Whenever a line below holds the word "劳动用工", copy that line.

═════ DATA RECORDS ═════

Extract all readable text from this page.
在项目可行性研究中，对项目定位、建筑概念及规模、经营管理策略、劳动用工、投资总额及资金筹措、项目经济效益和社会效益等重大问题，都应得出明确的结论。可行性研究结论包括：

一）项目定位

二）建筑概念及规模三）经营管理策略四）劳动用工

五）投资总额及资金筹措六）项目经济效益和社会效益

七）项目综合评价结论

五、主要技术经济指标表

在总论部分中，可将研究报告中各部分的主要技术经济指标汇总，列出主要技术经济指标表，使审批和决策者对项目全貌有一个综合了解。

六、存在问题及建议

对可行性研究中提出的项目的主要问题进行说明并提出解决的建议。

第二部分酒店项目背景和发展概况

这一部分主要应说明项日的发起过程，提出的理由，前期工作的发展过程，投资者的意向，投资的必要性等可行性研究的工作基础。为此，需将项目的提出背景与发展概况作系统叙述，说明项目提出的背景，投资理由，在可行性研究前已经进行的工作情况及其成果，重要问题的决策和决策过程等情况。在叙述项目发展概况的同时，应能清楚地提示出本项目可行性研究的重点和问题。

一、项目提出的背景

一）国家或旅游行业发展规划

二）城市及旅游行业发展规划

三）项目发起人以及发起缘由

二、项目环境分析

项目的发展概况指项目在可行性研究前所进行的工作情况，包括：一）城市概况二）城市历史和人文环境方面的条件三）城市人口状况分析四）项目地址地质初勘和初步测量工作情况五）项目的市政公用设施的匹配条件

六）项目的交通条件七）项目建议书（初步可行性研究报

═════

RESPONSE.
在项目可行性研究中，对项目定位、建筑概念及规模、经营管理策略、劳动用工、投资总额及资金筹措、项目经济效益和社会效益等重大问题，都应得出明确的结论。可行性研究结论包括：
二）建筑概念及规模三）经营管理策略四）劳动用工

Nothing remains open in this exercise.